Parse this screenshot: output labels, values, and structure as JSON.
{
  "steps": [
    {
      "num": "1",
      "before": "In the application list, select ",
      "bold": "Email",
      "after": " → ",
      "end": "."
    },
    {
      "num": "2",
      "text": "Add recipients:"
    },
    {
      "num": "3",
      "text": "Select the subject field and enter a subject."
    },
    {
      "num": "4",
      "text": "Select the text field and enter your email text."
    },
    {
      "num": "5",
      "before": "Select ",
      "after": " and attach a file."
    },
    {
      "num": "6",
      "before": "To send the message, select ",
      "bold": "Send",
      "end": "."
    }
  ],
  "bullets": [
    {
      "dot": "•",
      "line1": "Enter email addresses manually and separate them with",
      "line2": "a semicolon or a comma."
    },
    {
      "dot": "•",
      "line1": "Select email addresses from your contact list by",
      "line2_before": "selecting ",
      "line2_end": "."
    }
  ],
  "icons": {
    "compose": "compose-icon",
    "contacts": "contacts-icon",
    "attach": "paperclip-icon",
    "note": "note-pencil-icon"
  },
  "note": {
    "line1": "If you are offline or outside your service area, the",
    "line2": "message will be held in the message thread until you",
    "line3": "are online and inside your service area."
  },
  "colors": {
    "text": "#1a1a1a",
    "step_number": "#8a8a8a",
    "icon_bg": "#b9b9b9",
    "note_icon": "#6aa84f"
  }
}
····················
**Exercise objective**
Send back each record exactly as it stands.

**Result for this task**
Parse this screenshot: output labels, values, and structure as JSON.
{
  "steps": [
    {
      "num": "1",
      "before": "In the application list, select ",
      "bold": "Email",
      "after": " → ",
      "end": "."
    },
    {
      "num": "2",
      "text": "Add recipients:"
    },
    {
      "num": "3",
      "text": "Select the subject field and enter a subject."
    },
    {
      "num": "4",
      "text": "Select the text field and enter your email text."
    },
    {
      "num": "5",
      "before": "Select ",
      "after": " and attach a file."
    },
    {
      "num": "6",
      "before": "To send the message, select ",
      "bold": "Send",
      "end": "."
    }
  ],
  "bullets": [
    {
      "dot": "•",
      "line1": "Enter email addresses manually and separate them with",
      "line2": "a semicolon or a comma."
    },
    {
      "dot": "•",
      "line1": "Select email addresses from your contact list by",
      "line2_before": "selecting ",
      "line2_end": "."
    }
  ],
  "icons": {
    "compose": "compose-icon",
    "contacts": "contacts-icon",
    "attach": "paperclip-icon",
    "note": "note-pencil-icon"
  },
  "note": {
    "line1": "If you are offline or outside your service area, the",
    "line2": "message will be held in the message thread until you",
    "line3": "are online and inside your service area."
  },
  "colors": {
    "text": "#1a1a1a",
    "step_number": "#8a8a8a",
    "icon_bg": "#b9b9b9",
    "note_icon": "#6aa84f"
  }
}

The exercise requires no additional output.